═════ Dataset content

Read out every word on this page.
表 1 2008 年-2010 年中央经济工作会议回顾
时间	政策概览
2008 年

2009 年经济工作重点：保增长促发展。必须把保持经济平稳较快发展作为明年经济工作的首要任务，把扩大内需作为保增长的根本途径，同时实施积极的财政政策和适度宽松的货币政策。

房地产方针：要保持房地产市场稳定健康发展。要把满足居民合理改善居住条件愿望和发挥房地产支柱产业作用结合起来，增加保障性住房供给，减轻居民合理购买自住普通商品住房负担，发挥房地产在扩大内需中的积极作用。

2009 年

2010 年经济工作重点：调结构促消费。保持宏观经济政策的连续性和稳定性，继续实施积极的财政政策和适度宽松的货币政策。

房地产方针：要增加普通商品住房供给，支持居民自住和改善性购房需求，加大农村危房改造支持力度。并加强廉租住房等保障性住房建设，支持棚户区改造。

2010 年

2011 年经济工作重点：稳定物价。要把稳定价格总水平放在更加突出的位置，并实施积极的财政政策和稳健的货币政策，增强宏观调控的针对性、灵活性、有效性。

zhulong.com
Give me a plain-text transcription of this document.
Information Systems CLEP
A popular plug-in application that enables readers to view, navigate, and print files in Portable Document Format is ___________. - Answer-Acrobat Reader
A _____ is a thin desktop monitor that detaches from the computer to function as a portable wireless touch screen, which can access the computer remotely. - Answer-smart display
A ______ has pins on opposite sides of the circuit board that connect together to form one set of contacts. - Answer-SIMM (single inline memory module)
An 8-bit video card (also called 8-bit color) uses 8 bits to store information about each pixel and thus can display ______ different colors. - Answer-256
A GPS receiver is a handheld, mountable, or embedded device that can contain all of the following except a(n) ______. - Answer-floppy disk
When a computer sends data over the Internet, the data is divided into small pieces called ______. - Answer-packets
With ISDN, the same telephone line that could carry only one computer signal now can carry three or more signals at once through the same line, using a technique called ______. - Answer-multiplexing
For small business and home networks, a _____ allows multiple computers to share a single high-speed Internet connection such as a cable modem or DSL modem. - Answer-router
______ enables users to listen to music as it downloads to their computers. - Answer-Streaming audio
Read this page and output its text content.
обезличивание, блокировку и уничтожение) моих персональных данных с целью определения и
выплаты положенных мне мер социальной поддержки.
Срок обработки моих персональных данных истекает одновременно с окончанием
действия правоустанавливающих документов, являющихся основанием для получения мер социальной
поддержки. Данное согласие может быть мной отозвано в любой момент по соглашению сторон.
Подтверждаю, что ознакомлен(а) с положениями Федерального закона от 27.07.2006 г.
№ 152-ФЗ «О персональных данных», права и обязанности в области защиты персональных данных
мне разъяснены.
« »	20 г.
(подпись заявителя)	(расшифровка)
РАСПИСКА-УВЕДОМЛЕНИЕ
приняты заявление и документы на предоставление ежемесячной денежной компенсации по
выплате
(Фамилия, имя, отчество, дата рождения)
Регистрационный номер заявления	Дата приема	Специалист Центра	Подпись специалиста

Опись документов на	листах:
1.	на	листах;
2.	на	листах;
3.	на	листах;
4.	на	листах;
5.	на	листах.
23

══════════

Give the lines exactly as they stand, from the line with "Read this page and output its text content." through the end of the material.

Read this page and output its text content.
обезличивание, блокировку и уничтожение) моих персональных данных с целью определения и
выплаты положенных мне мер социальной поддержки.
Срок обработки моих персональных данных истекает одновременно с окончанием
действия правоустанавливающих документов, являющихся основанием для получения мер социальной
поддержки. Данное согласие может быть мной отозвано в любой момент по соглашению сторон.
Подтверждаю, что ознакомлен(а) с положениями Федерального закона от 27.07.2006 г.
№ 152-ФЗ «О персональных данных», права и обязанности в области защиты персональных данных
мне разъяснены.
« »	20 г.
(подпись заявителя)	(расшифровка)
РАСПИСКА-УВЕДОМЛЕНИЕ
приняты заявление и документы на предоставление ежемесячной денежной компенсации по
выплате
(Фамилия, имя, отчество, дата рождения)
Регистрационный номер заявления	Дата приема	Специалист Центра	Подпись специалиста

Опись документов на	листах:
1.	на	листах;
2.	на	листах;
3.	на	листах;
4.	на	листах;
5.	на	листах.
23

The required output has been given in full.